■ The problem
Gather each line of the entries below that includes "وضعیت".

■ Task material
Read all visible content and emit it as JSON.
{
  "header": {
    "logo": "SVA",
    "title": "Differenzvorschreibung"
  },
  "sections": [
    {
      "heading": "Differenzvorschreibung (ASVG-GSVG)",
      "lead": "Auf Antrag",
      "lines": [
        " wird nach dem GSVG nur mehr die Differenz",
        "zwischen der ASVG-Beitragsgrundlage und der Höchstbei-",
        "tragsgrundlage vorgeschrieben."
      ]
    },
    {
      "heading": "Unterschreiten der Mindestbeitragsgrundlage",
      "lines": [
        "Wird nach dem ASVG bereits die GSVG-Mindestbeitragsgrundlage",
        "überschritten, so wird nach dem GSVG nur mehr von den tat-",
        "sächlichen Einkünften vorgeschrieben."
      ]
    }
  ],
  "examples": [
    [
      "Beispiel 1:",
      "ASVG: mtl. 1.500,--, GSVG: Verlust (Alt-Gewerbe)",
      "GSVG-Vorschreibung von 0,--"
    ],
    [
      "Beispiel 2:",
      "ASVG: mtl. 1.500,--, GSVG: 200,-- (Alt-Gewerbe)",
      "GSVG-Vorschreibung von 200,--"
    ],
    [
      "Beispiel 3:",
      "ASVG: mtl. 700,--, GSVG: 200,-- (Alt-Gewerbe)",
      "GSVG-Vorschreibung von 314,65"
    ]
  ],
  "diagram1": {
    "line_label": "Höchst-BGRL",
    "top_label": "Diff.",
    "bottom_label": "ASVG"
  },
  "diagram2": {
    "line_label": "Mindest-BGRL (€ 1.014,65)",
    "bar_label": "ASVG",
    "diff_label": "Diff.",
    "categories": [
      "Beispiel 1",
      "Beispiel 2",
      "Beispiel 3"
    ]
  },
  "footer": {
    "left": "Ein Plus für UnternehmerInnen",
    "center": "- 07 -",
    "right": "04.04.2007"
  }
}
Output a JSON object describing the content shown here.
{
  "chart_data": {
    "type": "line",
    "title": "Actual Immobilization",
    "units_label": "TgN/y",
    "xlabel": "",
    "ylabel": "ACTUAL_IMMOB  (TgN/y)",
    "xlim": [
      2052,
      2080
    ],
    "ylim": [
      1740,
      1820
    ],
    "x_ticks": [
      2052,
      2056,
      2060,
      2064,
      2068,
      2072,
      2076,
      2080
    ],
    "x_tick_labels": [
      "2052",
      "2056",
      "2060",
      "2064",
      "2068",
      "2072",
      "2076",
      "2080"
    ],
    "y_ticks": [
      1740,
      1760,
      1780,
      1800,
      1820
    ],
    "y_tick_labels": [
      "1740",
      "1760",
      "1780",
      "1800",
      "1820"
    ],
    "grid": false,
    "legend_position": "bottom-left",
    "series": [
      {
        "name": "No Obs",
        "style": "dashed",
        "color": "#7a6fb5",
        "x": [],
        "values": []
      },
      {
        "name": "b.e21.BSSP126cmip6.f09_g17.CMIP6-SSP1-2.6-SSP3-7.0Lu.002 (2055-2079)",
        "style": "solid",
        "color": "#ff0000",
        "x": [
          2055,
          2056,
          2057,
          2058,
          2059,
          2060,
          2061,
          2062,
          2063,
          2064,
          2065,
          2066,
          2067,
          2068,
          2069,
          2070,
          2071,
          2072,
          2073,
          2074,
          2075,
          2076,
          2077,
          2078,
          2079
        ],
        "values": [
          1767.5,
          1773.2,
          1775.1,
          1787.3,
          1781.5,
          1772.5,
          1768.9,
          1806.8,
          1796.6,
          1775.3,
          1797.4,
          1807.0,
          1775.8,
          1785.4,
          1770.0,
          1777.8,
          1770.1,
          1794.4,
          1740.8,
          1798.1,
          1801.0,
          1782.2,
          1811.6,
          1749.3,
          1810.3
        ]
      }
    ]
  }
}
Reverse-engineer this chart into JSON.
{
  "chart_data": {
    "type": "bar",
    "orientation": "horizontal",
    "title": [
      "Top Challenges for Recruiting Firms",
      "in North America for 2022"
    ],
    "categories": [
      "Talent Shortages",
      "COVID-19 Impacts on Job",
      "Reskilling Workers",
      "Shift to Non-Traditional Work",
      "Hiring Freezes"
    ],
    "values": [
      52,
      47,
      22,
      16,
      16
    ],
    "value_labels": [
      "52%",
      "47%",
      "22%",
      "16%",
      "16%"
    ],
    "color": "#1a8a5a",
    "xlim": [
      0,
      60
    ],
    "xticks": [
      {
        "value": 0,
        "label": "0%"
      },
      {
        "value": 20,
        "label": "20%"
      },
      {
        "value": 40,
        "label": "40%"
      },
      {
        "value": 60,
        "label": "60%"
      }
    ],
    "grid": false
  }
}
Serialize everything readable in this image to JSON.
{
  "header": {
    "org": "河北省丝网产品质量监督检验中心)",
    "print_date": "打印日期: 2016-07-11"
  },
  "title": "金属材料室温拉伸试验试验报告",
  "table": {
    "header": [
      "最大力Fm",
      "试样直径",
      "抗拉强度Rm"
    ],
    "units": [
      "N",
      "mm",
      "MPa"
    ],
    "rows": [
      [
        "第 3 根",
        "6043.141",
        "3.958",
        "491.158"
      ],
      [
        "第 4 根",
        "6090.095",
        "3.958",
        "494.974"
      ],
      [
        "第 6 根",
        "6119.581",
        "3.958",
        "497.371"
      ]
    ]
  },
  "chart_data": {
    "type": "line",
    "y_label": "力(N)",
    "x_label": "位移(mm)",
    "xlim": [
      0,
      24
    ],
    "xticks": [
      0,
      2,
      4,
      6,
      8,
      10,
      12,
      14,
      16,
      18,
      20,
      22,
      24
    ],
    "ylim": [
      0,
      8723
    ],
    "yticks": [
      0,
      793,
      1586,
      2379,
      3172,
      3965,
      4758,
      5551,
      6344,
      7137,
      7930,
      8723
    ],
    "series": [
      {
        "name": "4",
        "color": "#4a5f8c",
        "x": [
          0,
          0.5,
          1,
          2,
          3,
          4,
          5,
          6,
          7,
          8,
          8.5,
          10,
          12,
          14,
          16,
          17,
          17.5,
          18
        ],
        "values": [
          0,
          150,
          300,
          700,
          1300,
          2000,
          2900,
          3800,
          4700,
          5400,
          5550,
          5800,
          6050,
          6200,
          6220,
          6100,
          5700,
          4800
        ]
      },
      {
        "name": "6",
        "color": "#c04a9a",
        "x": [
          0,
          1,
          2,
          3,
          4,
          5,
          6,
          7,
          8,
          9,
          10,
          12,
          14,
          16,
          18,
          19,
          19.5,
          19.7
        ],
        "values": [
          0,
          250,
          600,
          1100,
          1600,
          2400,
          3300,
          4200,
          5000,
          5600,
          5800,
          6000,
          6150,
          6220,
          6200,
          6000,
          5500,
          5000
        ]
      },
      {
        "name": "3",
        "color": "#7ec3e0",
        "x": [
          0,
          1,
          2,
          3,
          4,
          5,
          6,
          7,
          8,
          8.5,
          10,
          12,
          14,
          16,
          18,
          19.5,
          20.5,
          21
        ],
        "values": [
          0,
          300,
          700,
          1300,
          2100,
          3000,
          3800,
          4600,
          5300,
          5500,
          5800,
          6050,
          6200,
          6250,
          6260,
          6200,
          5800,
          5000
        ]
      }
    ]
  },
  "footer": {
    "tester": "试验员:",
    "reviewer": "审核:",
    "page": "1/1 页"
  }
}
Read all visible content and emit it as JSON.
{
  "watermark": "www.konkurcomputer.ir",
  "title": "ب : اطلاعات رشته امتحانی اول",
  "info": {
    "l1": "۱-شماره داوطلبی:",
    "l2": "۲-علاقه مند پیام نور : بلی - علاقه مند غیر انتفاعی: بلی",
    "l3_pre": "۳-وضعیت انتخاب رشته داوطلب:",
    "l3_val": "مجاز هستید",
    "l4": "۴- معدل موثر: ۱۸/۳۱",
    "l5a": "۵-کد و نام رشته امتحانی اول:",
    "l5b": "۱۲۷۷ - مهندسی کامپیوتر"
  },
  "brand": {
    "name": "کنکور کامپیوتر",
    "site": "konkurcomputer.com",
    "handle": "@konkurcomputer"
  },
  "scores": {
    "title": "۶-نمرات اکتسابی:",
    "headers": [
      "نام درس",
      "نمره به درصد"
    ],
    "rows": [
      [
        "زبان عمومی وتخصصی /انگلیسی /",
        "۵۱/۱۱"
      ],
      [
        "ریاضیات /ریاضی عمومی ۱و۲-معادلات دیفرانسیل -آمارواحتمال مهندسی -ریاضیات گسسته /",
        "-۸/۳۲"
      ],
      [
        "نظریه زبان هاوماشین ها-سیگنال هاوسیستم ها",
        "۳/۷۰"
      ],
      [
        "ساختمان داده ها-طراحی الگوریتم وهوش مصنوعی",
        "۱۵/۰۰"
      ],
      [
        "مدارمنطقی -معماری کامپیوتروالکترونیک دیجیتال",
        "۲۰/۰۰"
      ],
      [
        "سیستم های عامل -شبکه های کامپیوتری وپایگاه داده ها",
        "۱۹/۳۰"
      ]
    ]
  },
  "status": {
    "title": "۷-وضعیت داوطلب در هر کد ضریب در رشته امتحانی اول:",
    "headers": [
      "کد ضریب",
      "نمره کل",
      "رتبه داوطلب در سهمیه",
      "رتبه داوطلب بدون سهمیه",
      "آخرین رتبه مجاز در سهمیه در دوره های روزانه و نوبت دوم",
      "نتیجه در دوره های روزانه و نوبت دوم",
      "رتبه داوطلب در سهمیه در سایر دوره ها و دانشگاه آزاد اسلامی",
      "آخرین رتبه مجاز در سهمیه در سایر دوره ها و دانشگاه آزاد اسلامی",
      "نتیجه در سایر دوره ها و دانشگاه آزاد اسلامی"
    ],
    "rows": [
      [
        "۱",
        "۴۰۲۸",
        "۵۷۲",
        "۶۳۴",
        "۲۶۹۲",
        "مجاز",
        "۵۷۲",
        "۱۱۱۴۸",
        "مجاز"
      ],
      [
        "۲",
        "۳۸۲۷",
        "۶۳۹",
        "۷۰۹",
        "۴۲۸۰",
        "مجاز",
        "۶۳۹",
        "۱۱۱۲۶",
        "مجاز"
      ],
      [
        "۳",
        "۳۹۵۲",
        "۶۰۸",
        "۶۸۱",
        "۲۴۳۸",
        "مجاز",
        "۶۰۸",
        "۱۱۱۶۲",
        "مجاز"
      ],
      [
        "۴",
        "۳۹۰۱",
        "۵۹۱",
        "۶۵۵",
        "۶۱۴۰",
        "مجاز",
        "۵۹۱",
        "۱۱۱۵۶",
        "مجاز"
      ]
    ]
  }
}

■ Solution
    "l3_pre": "۳-وضعیت انتخاب رشته داوطلب:",
    "title": "۷-وضعیت داوطلب در هر کد ضریب در رشته امتحانی اول:",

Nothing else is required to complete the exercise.